PROMPT: Extract every line that contains the word "Please".
====================
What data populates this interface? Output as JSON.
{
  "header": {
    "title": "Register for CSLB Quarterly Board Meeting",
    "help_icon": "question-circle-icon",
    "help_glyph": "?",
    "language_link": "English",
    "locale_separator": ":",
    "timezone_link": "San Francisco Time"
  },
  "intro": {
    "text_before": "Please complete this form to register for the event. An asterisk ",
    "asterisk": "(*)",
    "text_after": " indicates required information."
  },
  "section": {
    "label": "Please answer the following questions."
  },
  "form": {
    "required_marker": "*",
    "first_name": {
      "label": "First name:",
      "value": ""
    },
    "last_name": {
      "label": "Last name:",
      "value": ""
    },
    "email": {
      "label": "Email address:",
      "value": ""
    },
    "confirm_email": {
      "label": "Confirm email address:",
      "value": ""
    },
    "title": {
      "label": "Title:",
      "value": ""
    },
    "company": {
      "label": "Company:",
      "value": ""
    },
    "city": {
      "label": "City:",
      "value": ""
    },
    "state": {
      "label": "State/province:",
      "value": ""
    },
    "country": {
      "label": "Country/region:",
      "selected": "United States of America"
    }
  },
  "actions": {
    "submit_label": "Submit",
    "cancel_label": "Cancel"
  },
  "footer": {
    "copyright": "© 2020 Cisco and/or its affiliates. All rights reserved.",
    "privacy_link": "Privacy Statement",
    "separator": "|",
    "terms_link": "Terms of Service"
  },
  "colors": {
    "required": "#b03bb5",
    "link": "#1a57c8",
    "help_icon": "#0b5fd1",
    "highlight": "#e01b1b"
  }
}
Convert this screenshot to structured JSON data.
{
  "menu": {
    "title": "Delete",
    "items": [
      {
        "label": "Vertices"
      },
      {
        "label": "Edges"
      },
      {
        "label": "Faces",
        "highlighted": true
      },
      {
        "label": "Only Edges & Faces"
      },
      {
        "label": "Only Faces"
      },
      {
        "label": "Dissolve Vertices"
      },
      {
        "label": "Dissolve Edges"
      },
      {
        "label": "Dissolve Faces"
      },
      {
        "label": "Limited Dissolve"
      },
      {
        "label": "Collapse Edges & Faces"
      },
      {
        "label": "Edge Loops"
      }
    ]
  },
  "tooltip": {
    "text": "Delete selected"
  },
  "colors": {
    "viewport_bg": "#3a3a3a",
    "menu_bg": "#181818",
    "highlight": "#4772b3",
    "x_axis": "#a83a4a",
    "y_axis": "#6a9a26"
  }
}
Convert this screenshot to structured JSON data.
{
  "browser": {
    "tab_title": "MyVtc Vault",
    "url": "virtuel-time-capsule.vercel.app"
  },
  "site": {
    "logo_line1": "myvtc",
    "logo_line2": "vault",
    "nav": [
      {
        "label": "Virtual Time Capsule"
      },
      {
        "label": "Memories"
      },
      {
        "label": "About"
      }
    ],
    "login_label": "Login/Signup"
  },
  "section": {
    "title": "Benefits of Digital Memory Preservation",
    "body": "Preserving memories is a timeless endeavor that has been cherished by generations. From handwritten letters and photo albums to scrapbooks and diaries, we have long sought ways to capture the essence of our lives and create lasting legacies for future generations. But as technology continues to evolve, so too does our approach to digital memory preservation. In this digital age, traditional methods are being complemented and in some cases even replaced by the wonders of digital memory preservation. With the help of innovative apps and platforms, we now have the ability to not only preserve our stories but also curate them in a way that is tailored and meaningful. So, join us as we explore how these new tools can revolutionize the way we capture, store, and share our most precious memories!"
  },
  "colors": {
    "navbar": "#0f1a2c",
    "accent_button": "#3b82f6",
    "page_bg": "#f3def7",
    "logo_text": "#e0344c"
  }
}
====================
EXERCISE OUTPUT:
    "text_before": "Please complete this form to register for the event. An asterisk ",
    "label": "Please answer the following questions."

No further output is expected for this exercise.